▼

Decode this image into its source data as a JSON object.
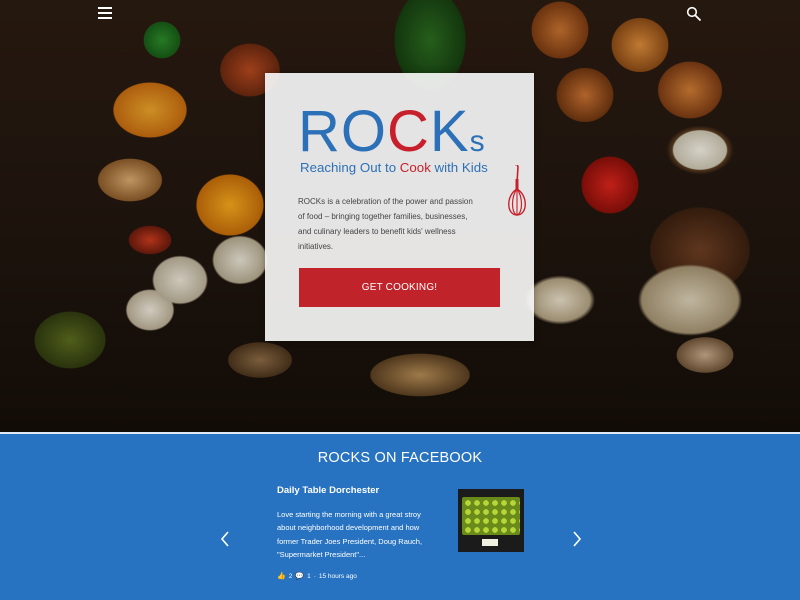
{
  "header": {
    "menu_icon": "hamburger-menu-icon",
    "search_icon": "search-icon"
  },
  "hero": {
    "logo": {
      "wordmark_blue": "RO",
      "wordmark_red": "C",
      "wordmark_blue2": "K",
      "wordmark_small": "s",
      "tagline_part1": "Reaching Out to ",
      "tagline_red": "Cook",
      "tagline_part2": " with Kids"
    },
    "description": "ROCKs is a celebration of the power and passion of food – bringing together families, businesses, and culinary leaders to benefit kids' wellness initiatives.",
    "cta_label": "GET COOKING!"
  },
  "facebook": {
    "section_title": "ROCKS ON FACEBOOK",
    "post": {
      "author": "Daily Table Dorchester",
      "body": "Love starting the morning with a great stroy about neighborhood development and how former Trader Joes President, Doug Rauch, \"Supermarket President\"...",
      "likes": "2",
      "comments": "1",
      "time": "15 hours ago"
    }
  },
  "colors": {
    "brand_blue": "#2c71b8",
    "brand_red": "#c0242a",
    "section_blue": "#2873c1"
  }
}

▲

§ What is asked
Read through the entries and copy each line in which "with" appears.

§ Output of the exercise
      "tagline_part2": " with Kids"
      "body": "Love starting the morning with a great stroy about neighborhood development and how former Trader Joes President, Doug Rauch, \"Supermarket President\"...",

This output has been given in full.